[Rows from a dataset]
────────────────────────────────────────

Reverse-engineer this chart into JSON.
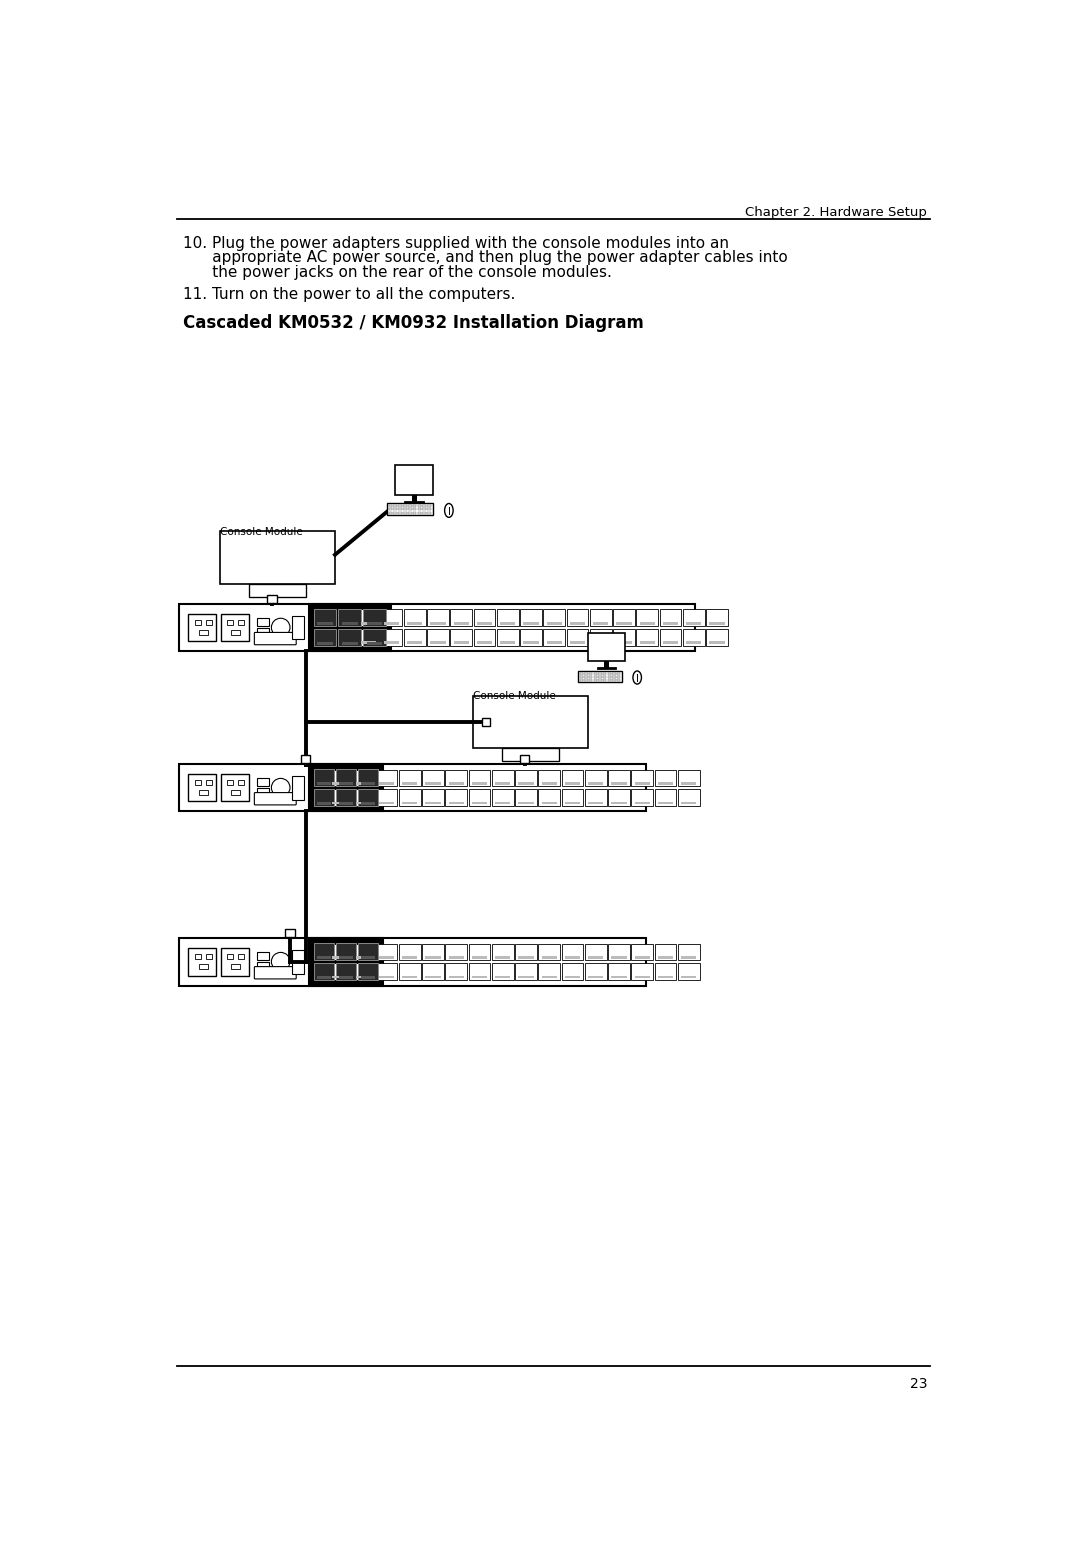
{
  "bg_color": "#ffffff",
  "header_text": "Chapter 2. Hardware Setup",
  "header_fontsize": 9.5,
  "footer_text": "23",
  "footer_fontsize": 10,
  "title_bold": "Cascaded KM0532 / KM0932 Installation Diagram",
  "title_fontsize": 12,
  "para10_line1": "10. Plug the power adapters supplied with the console modules into an",
  "para10_line2": "      appropriate AC power source, and then plug the power adapter cables into",
  "para10_line3": "      the power jacks on the rear of the console modules.",
  "para11": "11. Turn on the power to all the computers.",
  "body_fontsize": 11.0,
  "console_module_label": "Console Module",
  "label_fontsize": 7.5
}
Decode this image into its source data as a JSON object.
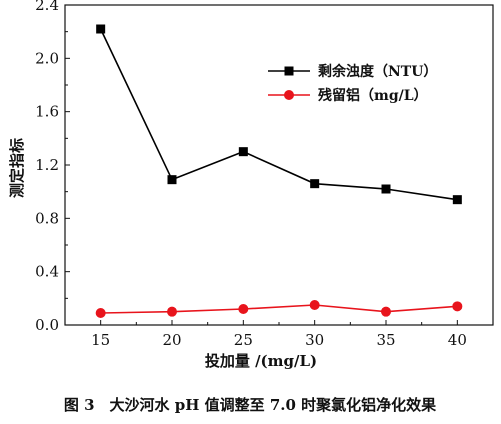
{
  "chart_data": {
    "type": "line",
    "xlabel": "投加量 /(mg/L)",
    "ylabel": "测定指标",
    "x": [
      15,
      20,
      25,
      30,
      35,
      40
    ],
    "xlim": [
      12.5,
      42.5
    ],
    "ylim": [
      0.0,
      2.4
    ],
    "xticks": [
      "15",
      "20",
      "25",
      "30",
      "35",
      "40"
    ],
    "yticks": [
      "0.0",
      "0.4",
      "0.8",
      "1.2",
      "1.6",
      "2.0",
      "2.4"
    ],
    "grid": false,
    "legend_position": "upper right",
    "series": [
      {
        "name": "剩余浊度（NTU）",
        "values": [
          2.22,
          1.09,
          1.3,
          1.06,
          1.02,
          0.94
        ],
        "color": "#000000",
        "marker": "square"
      },
      {
        "name": "残留铝（mg/L）",
        "values": [
          0.09,
          0.1,
          0.12,
          0.15,
          0.1,
          0.14
        ],
        "color": "#e8141c",
        "marker": "circle"
      }
    ]
  },
  "caption": "图 3　大沙河水 pH 值调整至 7.0 时聚氯化铝净化效果"
}
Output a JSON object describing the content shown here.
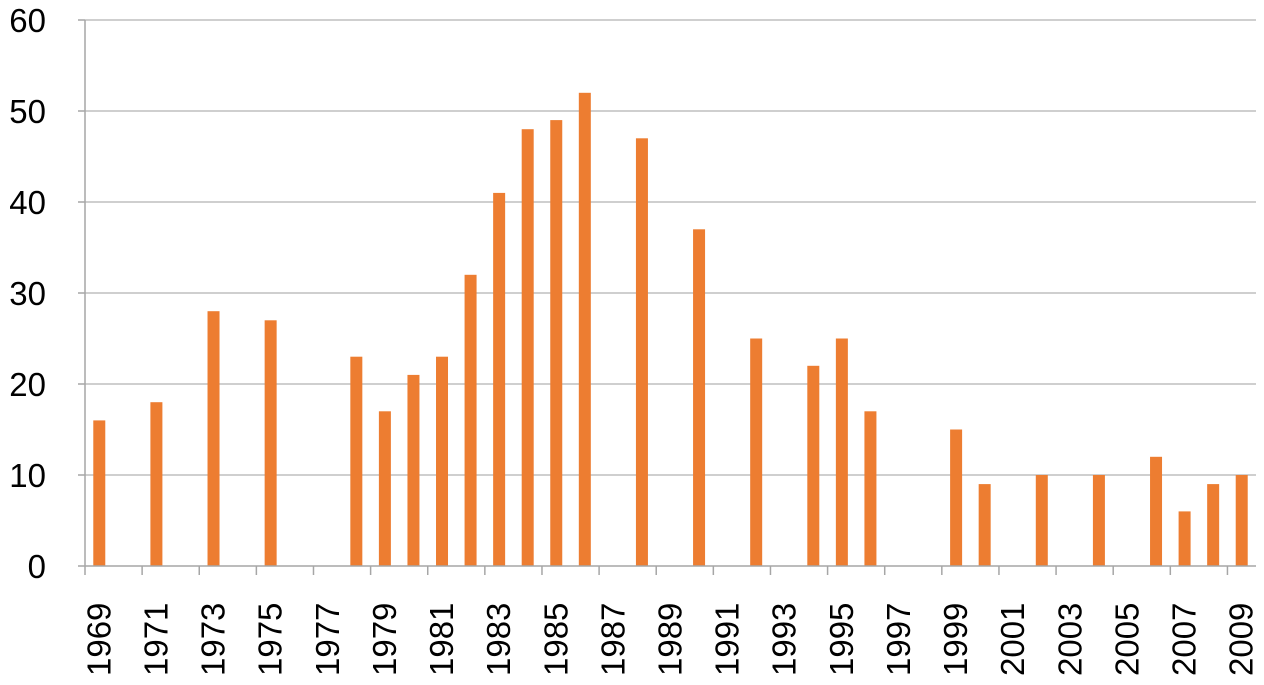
{
  "chart_data": {
    "type": "bar",
    "title": "",
    "xlabel": "",
    "ylabel": "",
    "ylim": [
      0,
      60
    ],
    "yticks": [
      0,
      10,
      20,
      30,
      40,
      50,
      60
    ],
    "grid": true,
    "legend": "none",
    "bar_color": "#ED7D31",
    "grid_color": "#BFBFBF",
    "axis_color": "#A6A6A6",
    "categories": [
      "1969",
      "1970",
      "1971",
      "1972",
      "1973",
      "1974",
      "1975",
      "1976",
      "1977",
      "1978",
      "1979",
      "1980",
      "1981",
      "1982",
      "1983",
      "1984",
      "1985",
      "1986",
      "1987",
      "1988",
      "1989",
      "1990",
      "1991",
      "1992",
      "1993",
      "1994",
      "1995",
      "1996",
      "1997",
      "1998",
      "1999",
      "2000",
      "2001",
      "2002",
      "2003",
      "2004",
      "2005",
      "2006",
      "2007",
      "2008",
      "2009"
    ],
    "x_tick_labels": [
      "1969",
      "1971",
      "1973",
      "1975",
      "1977",
      "1979",
      "1981",
      "1983",
      "1985",
      "1987",
      "1989",
      "1991",
      "1993",
      "1995",
      "1997",
      "1999",
      "2001",
      "2003",
      "2005",
      "2007",
      "2009"
    ],
    "values": [
      16,
      0,
      18,
      0,
      28,
      0,
      27,
      0,
      0,
      23,
      17,
      21,
      23,
      32,
      41,
      48,
      49,
      52,
      0,
      47,
      0,
      37,
      0,
      25,
      0,
      22,
      25,
      17,
      0,
      0,
      15,
      9,
      0,
      10,
      0,
      10,
      0,
      12,
      6,
      9,
      10
    ]
  }
}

────────────────────────────────────────

◆ Objective: Write the full listing out again with every line unchanged, but include no pictures.

◆ The output:
Reverse-engineer this chart into JSON.
{
  "bg_color": "#ffffff",
  "header_text": "Chapter 2. Hardware Setup",
  "header_fontsize": 9.5,
  "footer_text": "23",
  "footer_fontsize": 10,
  "title_bold": "Cascaded KM0532 / KM0932 Installation Diagram",
  "title_fontsize": 12,
  "para10_line1": "10. Plug the power adapters supplied with the console modules into an",
  "para10_line2": "      appropriate AC power source, and then plug the power adapter cables into",
  "para10_line3": "      the power jacks on the rear of the console modules.",
  "para11": "11. Turn on the power to all the computers.",
  "body_fontsize": 11.0,
  "console_module_label": "Console Module",
  "label_fontsize": 7.5
}
Decode this image into its source data as a JSON object.
{
  "chart_data": {
    "type": "line",
    "xlabel": "投加量 /(mg/L)",
    "ylabel": "测定指标",
    "x": [
      15,
      20,
      25,
      30,
      35,
      40
    ],
    "xlim": [
      12.5,
      42.5
    ],
    "ylim": [
      0.0,
      2.4
    ],
    "xticks": [
      "15",
      "20",
      "25",
      "30",
      "35",
      "40"
    ],
    "yticks": [
      "0.0",
      "0.4",
      "0.8",
      "1.2",
      "1.6",
      "2.0",
      "2.4"
    ],
    "grid": false,
    "legend_position": "upper right",
    "series": [
      {
        "name": "剩余浊度（NTU）",
        "values": [
          2.22,
          1.09,
          1.3,
          1.06,
          1.02,
          0.94
        ],
        "color": "#000000",
        "marker": "square"
      },
      {
        "name": "残留铝（mg/L）",
        "values": [
          0.09,
          0.1,
          0.12,
          0.15,
          0.1,
          0.14
        ],
        "color": "#e8141c",
        "marker": "circle"
      }
    ]
  },
  "caption": "图 3　大沙河水 pH 值调整至 7.0 时聚氯化铝净化效果"
}
Output a JSON object describing the content shown here.
{
  "chart_data": {
    "type": "bar",
    "title": "",
    "xlabel": "",
    "ylabel": "",
    "ylim": [
      0,
      60
    ],
    "yticks": [
      0,
      10,
      20,
      30,
      40,
      50,
      60
    ],
    "grid": true,
    "legend": "none",
    "bar_color": "#ED7D31",
    "grid_color": "#BFBFBF",
    "axis_color": "#A6A6A6",
    "categories": [
      "1969",
      "1970",
      "1971",
      "1972",
      "1973",
      "1974",
      "1975",
      "1976",
      "1977",
      "1978",
      "1979",
      "1980",
      "1981",
      "1982",
      "1983",
      "1984",
      "1985",
      "1986",
      "1987",
      "1988",
      "1989",
      "1990",
      "1991",
      "1992",
      "1993",
      "1994",
      "1995",
      "1996",
      "1997",
      "1998",
      "1999",
      "2000",
      "2001",
      "2002",
      "2003",
      "2004",
      "2005",
      "2006",
      "2007",
      "2008",
      "2009"
    ],
    "x_tick_labels": [
      "1969",
      "1971",
      "1973",
      "1975",
      "1977",
      "1979",
      "1981",
      "1983",
      "1985",
      "1987",
      "1989",
      "1991",
      "1993",
      "1995",
      "1997",
      "1999",
      "2001",
      "2003",
      "2005",
      "2007",
      "2009"
    ],
    "values": [
      16,
      0,
      18,
      0,
      28,
      0,
      27,
      0,
      0,
      23,
      17,
      21,
      23,
      32,
      41,
      48,
      49,
      52,
      0,
      47,
      0,
      37,
      0,
      25,
      0,
      22,
      25,
      17,
      0,
      0,
      15,
      9,
      0,
      10,
      0,
      10,
      0,
      12,
      6,
      9,
      10
    ]
  }
}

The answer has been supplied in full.